[Stored records]
————
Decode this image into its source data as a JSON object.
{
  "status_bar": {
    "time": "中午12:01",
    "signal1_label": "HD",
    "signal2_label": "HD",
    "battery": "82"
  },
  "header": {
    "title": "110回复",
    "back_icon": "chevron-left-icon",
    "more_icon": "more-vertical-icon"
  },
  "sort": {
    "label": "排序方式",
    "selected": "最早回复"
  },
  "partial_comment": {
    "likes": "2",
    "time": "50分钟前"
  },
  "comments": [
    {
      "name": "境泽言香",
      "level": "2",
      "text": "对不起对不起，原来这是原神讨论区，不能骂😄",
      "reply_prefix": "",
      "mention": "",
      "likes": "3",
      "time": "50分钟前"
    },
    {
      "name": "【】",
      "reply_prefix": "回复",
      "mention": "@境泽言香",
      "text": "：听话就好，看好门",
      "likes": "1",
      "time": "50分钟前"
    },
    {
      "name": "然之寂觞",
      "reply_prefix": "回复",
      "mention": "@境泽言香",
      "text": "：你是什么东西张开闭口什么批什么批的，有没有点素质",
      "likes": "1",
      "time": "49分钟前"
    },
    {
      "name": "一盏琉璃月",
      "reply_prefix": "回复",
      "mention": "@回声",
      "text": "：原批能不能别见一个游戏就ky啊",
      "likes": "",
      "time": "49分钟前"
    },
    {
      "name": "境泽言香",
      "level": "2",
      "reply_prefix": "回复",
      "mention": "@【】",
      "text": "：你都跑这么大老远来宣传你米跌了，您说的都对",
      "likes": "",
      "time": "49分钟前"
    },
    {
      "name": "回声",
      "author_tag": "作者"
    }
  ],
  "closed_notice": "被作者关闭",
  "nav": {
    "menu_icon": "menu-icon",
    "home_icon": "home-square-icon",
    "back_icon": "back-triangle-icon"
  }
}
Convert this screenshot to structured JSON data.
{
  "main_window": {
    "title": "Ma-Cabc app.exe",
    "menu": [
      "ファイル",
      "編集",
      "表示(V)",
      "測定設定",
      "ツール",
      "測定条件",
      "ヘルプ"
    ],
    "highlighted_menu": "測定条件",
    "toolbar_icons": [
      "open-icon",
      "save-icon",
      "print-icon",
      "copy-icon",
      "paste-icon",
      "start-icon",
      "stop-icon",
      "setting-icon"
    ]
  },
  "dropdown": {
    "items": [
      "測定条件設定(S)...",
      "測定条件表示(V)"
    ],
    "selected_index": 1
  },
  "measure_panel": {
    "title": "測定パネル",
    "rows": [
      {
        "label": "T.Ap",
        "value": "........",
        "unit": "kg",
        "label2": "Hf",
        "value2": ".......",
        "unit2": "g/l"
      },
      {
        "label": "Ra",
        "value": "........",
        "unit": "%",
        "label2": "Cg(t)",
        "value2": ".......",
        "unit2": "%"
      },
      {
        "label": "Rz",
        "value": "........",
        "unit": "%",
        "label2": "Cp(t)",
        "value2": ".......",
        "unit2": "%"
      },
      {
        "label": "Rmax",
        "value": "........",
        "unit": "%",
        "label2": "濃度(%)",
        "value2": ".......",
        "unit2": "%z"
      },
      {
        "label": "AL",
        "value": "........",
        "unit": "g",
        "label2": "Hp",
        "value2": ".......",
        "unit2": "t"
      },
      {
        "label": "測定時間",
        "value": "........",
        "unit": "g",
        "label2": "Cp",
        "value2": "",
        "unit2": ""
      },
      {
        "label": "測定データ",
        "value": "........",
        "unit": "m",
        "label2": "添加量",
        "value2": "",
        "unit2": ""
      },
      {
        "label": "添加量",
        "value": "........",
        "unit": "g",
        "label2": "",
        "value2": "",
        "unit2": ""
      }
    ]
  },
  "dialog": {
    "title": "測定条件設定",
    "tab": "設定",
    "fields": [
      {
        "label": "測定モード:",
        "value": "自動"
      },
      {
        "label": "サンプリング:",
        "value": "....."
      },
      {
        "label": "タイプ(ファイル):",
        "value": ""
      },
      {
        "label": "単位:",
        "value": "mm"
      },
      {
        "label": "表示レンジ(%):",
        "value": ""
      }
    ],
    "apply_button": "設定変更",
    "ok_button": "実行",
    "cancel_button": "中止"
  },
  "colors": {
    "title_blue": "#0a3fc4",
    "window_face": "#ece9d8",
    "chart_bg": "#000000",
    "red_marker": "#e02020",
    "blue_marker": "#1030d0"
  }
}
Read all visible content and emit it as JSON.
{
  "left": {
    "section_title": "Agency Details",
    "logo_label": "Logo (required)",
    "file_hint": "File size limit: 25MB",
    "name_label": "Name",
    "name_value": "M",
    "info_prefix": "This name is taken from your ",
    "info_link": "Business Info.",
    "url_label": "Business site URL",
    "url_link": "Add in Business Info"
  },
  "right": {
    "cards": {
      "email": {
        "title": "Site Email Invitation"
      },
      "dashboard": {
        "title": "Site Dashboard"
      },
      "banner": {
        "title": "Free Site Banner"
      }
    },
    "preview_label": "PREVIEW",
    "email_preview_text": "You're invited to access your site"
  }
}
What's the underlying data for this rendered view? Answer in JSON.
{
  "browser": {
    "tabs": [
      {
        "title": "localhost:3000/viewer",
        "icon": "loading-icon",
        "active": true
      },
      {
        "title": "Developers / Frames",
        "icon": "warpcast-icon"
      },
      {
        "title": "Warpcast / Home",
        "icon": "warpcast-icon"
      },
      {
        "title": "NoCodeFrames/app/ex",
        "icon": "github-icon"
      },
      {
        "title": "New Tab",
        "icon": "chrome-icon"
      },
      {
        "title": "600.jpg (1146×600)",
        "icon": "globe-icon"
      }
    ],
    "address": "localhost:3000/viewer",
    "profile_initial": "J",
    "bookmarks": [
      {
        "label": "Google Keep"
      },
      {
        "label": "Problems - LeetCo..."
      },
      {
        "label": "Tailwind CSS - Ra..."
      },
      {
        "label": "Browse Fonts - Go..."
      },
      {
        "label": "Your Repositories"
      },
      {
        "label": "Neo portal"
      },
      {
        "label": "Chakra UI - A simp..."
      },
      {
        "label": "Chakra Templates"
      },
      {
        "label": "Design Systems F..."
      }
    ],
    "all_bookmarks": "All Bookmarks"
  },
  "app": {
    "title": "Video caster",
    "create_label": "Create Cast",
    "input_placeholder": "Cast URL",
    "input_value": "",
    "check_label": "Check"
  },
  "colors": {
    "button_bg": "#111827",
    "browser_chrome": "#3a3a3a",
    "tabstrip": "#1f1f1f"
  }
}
————
Work to complete
Write out the material from the first line to the last, exactly.

Complete output
Decode this image into its source data as a JSON object.
{
  "status_bar": {
    "time": "中午12:01",
    "signal1_label": "HD",
    "signal2_label": "HD",
    "battery": "82"
  },
  "header": {
    "title": "110回复",
    "back_icon": "chevron-left-icon",
    "more_icon": "more-vertical-icon"
  },
  "sort": {
    "label": "排序方式",
    "selected": "最早回复"
  },
  "partial_comment": {
    "likes": "2",
    "time": "50分钟前"
  },
  "comments": [
    {
      "name": "境泽言香",
      "level": "2",
      "text": "对不起对不起，原来这是原神讨论区，不能骂😄",
      "reply_prefix": "",
      "mention": "",
      "likes": "3",
      "time": "50分钟前"
    },
    {
      "name": "【】",
      "reply_prefix": "回复",
      "mention": "@境泽言香",
      "text": "：听话就好，看好门",
      "likes": "1",
      "time": "50分钟前"
    },
    {
      "name": "然之寂觞",
      "reply_prefix": "回复",
      "mention": "@境泽言香",
      "text": "：你是什么东西张开闭口什么批什么批的，有没有点素质",
      "likes": "1",
      "time": "49分钟前"
    },
    {
      "name": "一盏琉璃月",
      "reply_prefix": "回复",
      "mention": "@回声",
      "text": "：原批能不能别见一个游戏就ky啊",
      "likes": "",
      "time": "49分钟前"
    },
    {
      "name": "境泽言香",
      "level": "2",
      "reply_prefix": "回复",
      "mention": "@【】",
      "text": "：你都跑这么大老远来宣传你米跌了，您说的都对",
      "likes": "",
      "time": "49分钟前"
    },
    {
      "name": "回声",
      "author_tag": "作者"
    }
  ],
  "closed_notice": "被作者关闭",
  "nav": {
    "menu_icon": "menu-icon",
    "home_icon": "home-square-icon",
    "back_icon": "back-triangle-icon"
  }
}
Convert this screenshot to structured JSON data.
{
  "main_window": {
    "title": "Ma-Cabc app.exe",
    "menu": [
      "ファイル",
      "編集",
      "表示(V)",
      "測定設定",
      "ツール",
      "測定条件",
      "ヘルプ"
    ],
    "highlighted_menu": "測定条件",
    "toolbar_icons": [
      "open-icon",
      "save-icon",
      "print-icon",
      "copy-icon",
      "paste-icon",
      "start-icon",
      "stop-icon",
      "setting-icon"
    ]
  },
  "dropdown": {
    "items": [
      "測定条件設定(S)...",
      "測定条件表示(V)"
    ],
    "selected_index": 1
  },
  "measure_panel": {
    "title": "測定パネル",
    "rows": [
      {
        "label": "T.Ap",
        "value": "........",
        "unit": "kg",
        "label2": "Hf",
        "value2": ".......",
        "unit2": "g/l"
      },
      {
        "label": "Ra",
        "value": "........",
        "unit": "%",
        "label2": "Cg(t)",
        "value2": ".......",
        "unit2": "%"
      },
      {
        "label": "Rz",
        "value": "........",
        "unit": "%",
        "label2": "Cp(t)",
        "value2": ".......",
        "unit2": "%"
      },
      {
        "label": "Rmax",
        "value": "........",
        "unit": "%",
        "label2": "濃度(%)",
        "value2": ".......",
        "unit2": "%z"
      },
      {
        "label": "AL",
        "value": "........",
        "unit": "g",
        "label2": "Hp",
        "value2": ".......",
        "unit2": "t"
      },
      {
        "label": "測定時間",
        "value": "........",
        "unit": "g",
        "label2": "Cp",
        "value2": "",
        "unit2": ""
      },
      {
        "label": "測定データ",
        "value": "........",
        "unit": "m",
        "label2": "添加量",
        "value2": "",
        "unit2": ""
      },
      {
        "label": "添加量",
        "value": "........",
        "unit": "g",
        "label2": "",
        "value2": "",
        "unit2": ""
      }
    ]
  },
  "dialog": {
    "title": "測定条件設定",
    "tab": "設定",
    "fields": [
      {
        "label": "測定モード:",
        "value": "自動"
      },
      {
        "label": "サンプリング:",
        "value": "....."
      },
      {
        "label": "タイプ(ファイル):",
        "value": ""
      },
      {
        "label": "単位:",
        "value": "mm"
      },
      {
        "label": "表示レンジ(%):",
        "value": ""
      }
    ],
    "apply_button": "設定変更",
    "ok_button": "実行",
    "cancel_button": "中止"
  },
  "colors": {
    "title_blue": "#0a3fc4",
    "window_face": "#ece9d8",
    "chart_bg": "#000000",
    "red_marker": "#e02020",
    "blue_marker": "#1030d0"
  }
}
Read all visible content and emit it as JSON.
{
  "left": {
    "section_title": "Agency Details",
    "logo_label": "Logo (required)",
    "file_hint": "File size limit: 25MB",
    "name_label": "Name",
    "name_value": "M",
    "info_prefix": "This name is taken from your ",
    "info_link": "Business Info.",
    "url_label": "Business site URL",
    "url_link": "Add in Business Info"
  },
  "right": {
    "cards": {
      "email": {
        "title": "Site Email Invitation"
      },
      "dashboard": {
        "title": "Site Dashboard"
      },
      "banner": {
        "title": "Free Site Banner"
      }
    },
    "preview_label": "PREVIEW",
    "email_preview_text": "You're invited to access your site"
  }
}
What's the underlying data for this rendered view? Answer in JSON.
{
  "browser": {
    "tabs": [
      {
        "title": "localhost:3000/viewer",
        "icon": "loading-icon",
        "active": true
      },
      {
        "title": "Developers / Frames",
        "icon": "warpcast-icon"
      },
      {
        "title": "Warpcast / Home",
        "icon": "warpcast-icon"
      },
      {
        "title": "NoCodeFrames/app/ex",
        "icon": "github-icon"
      },
      {
        "title": "New Tab",
        "icon": "chrome-icon"
      },
      {
        "title": "600.jpg (1146×600)",
        "icon": "globe-icon"
      }
    ],
    "address": "localhost:3000/viewer",
    "profile_initial": "J",
    "bookmarks": [
      {
        "label": "Google Keep"
      },
      {
        "label": "Problems - LeetCo..."
      },
      {
        "label": "Tailwind CSS - Ra..."
      },
      {
        "label": "Browse Fonts - Go..."
      },
      {
        "label": "Your Repositories"
      },
      {
        "label": "Neo portal"
      },
      {
        "label": "Chakra UI - A simp..."
      },
      {
        "label": "Chakra Templates"
      },
      {
        "label": "Design Systems F..."
      }
    ],
    "all_bookmarks": "All Bookmarks"
  },
  "app": {
    "title": "Video caster",
    "create_label": "Create Cast",
    "input_placeholder": "Cast URL",
    "input_value": "",
    "check_label": "Check"
  },
  "colors": {
    "button_bg": "#111827",
    "browser_chrome": "#3a3a3a",
    "tabstrip": "#1f1f1f"
  }
}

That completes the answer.